Problem to work on:
Tally up how many lines in the listing below contain the string "Davis", and give only the total.

Material provided:
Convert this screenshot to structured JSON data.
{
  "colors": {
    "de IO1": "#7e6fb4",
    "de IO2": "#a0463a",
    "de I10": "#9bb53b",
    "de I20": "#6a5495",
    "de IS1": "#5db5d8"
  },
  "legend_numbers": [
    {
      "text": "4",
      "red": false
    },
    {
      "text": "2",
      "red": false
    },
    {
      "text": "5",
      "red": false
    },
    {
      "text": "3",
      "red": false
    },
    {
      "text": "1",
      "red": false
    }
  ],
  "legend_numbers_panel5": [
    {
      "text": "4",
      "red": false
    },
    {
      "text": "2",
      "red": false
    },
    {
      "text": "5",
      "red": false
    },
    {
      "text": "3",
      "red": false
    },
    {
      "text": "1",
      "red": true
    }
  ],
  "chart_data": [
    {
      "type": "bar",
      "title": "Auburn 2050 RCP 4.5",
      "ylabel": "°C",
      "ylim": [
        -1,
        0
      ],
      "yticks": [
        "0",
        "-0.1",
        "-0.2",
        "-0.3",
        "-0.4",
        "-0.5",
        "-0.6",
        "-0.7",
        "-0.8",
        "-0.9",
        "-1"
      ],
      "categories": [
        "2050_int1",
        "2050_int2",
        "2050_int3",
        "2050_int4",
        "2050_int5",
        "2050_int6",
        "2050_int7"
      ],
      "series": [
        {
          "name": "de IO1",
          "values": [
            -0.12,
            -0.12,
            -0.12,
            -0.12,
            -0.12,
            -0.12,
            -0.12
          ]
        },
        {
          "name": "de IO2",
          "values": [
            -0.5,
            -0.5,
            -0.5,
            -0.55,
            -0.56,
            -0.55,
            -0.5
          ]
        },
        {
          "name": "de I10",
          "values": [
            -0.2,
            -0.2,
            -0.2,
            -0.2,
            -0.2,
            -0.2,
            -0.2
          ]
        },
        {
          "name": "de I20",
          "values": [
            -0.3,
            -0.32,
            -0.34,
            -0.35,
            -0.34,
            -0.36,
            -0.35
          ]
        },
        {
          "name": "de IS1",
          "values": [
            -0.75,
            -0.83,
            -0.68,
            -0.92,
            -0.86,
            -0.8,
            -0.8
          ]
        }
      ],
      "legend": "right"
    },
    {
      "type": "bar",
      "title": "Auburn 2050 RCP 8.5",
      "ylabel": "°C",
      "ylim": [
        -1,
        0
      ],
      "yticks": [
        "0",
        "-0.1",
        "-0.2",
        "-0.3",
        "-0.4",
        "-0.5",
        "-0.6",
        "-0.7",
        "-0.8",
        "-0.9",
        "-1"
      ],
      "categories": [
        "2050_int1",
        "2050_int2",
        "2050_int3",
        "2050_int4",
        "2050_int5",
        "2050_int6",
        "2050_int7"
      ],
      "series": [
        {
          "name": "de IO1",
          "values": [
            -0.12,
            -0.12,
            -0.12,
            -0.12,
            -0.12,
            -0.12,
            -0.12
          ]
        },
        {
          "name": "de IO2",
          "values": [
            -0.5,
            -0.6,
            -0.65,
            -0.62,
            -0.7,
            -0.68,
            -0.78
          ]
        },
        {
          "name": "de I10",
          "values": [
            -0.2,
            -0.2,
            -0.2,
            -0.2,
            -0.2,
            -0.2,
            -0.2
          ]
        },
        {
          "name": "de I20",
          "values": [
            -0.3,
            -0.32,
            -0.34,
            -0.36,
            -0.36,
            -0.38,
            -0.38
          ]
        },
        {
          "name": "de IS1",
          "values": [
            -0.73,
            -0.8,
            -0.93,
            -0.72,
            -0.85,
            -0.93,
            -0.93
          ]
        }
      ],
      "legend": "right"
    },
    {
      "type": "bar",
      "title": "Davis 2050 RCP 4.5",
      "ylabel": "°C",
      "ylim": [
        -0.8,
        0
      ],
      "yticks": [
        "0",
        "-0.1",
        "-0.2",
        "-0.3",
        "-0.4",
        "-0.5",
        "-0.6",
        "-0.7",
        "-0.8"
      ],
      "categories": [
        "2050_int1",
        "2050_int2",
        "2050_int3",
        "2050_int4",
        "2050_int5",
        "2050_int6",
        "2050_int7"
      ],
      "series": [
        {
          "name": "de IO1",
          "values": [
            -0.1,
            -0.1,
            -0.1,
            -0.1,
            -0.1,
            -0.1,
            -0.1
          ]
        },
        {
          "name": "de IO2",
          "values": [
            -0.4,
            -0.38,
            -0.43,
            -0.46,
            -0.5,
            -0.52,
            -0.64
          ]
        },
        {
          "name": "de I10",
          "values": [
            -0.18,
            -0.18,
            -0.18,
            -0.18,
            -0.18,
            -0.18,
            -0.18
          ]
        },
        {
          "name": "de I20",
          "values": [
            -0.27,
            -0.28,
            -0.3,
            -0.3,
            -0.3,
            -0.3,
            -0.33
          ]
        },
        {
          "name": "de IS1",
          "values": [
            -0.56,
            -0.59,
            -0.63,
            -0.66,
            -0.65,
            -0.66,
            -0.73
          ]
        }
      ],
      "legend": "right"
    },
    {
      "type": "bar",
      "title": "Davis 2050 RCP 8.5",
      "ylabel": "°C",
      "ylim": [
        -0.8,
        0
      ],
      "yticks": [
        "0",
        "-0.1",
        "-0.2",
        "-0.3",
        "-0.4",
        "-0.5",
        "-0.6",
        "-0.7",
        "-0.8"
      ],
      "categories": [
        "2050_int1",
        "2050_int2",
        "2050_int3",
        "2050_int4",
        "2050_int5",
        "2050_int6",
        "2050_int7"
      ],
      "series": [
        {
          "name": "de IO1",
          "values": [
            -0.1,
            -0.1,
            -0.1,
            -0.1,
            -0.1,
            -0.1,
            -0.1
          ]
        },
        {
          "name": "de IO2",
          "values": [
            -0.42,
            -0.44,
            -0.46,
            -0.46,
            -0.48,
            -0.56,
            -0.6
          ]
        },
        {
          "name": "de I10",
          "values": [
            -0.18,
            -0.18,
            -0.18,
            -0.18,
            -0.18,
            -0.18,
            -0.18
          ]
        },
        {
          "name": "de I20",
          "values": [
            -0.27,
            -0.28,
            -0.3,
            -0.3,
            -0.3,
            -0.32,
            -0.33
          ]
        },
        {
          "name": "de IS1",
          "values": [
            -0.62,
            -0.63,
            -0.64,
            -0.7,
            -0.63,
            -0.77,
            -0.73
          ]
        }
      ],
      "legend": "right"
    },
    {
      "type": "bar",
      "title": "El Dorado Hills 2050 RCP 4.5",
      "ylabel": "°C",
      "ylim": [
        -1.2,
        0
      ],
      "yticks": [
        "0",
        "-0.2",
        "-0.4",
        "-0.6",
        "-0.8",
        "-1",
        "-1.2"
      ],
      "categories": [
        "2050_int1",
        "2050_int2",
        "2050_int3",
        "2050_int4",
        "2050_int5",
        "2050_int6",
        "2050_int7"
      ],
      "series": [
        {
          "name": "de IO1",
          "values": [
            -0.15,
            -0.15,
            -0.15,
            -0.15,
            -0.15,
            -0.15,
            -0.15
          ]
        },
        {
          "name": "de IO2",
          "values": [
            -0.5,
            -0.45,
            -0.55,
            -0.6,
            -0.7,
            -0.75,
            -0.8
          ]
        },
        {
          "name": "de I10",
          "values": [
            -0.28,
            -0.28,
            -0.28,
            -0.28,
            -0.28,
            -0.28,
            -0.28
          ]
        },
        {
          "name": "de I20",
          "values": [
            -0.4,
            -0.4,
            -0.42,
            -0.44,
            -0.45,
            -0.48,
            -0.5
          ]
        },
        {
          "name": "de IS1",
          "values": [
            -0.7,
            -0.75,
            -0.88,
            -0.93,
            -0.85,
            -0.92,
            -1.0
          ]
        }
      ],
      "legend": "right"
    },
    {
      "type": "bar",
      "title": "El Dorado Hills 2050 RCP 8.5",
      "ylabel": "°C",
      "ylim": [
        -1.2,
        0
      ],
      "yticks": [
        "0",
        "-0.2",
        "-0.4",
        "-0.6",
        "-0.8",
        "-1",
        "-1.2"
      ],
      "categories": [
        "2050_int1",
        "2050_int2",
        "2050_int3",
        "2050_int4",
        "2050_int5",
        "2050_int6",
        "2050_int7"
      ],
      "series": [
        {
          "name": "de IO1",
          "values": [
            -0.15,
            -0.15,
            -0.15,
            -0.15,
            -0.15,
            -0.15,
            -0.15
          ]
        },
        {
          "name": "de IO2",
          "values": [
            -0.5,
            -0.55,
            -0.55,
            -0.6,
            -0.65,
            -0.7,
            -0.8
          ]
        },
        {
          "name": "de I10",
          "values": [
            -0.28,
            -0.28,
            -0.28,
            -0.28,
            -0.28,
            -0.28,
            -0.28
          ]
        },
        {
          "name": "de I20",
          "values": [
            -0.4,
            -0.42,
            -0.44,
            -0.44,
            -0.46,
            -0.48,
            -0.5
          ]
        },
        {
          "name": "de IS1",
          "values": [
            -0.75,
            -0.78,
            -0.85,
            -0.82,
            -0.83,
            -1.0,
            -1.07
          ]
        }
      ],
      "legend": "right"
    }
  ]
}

Answer below:
2